-- Data in this exercise --
>>>>>

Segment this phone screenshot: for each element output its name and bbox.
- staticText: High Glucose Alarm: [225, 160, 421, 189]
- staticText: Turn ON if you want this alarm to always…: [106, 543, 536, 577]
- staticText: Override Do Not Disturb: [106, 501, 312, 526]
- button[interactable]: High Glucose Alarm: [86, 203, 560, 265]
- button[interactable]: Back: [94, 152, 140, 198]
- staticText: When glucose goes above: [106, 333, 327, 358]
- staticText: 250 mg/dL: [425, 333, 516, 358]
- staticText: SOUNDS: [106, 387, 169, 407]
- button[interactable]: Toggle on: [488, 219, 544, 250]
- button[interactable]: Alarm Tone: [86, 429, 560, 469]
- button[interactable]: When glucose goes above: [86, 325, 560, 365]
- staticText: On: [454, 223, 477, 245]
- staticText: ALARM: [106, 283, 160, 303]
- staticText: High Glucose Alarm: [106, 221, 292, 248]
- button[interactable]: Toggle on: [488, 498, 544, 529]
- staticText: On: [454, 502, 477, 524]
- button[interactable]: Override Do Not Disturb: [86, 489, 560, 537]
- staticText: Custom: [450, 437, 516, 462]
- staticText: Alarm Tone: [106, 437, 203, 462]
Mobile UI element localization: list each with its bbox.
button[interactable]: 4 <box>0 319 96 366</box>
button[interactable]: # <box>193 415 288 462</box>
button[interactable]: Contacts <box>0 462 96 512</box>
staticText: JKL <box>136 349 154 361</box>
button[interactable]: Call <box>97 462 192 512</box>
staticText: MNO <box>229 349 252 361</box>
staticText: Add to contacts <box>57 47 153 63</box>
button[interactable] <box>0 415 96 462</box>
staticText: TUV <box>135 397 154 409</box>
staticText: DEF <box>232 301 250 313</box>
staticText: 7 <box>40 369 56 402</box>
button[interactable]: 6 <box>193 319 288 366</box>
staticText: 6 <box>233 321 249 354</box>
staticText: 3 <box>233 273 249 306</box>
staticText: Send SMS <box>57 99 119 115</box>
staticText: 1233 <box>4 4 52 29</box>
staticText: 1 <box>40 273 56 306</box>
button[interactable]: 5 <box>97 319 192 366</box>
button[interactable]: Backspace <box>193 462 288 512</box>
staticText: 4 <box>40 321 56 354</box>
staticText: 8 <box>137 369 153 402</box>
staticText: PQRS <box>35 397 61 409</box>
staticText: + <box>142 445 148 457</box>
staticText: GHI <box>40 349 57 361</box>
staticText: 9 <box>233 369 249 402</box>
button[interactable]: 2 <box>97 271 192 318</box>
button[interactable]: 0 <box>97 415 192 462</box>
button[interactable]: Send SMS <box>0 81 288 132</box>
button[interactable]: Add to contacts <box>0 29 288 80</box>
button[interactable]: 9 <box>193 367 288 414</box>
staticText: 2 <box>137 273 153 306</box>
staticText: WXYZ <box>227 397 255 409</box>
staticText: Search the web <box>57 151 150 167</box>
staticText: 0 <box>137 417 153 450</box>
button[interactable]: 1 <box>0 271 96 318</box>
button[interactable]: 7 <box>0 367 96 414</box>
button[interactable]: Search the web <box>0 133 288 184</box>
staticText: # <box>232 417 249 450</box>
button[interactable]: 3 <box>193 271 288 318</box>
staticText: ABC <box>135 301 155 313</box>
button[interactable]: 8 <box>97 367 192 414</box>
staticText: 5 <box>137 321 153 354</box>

<<<<<

-- Required work --
Rewrite the data from its first line through the line that contains "- staticText: Override", both included, as a Markdown table with the columns Row and Data line, numbering each line and leaving out any blank lines.

-- Response to this exercise --
| Row | Data line |
|---|---|
| 1 | Segment this phone screenshot: for each element output its name and bbox. |
| 2 | - staticText: High Glucose Alarm: [225, 160, 421, 189] |
| 3 | - staticText: Turn ON if you want this alarm to always…: [106, 543, 536, 577] |
| 4 | - staticText: Override Do Not Disturb: [106, 501, 312, 526] |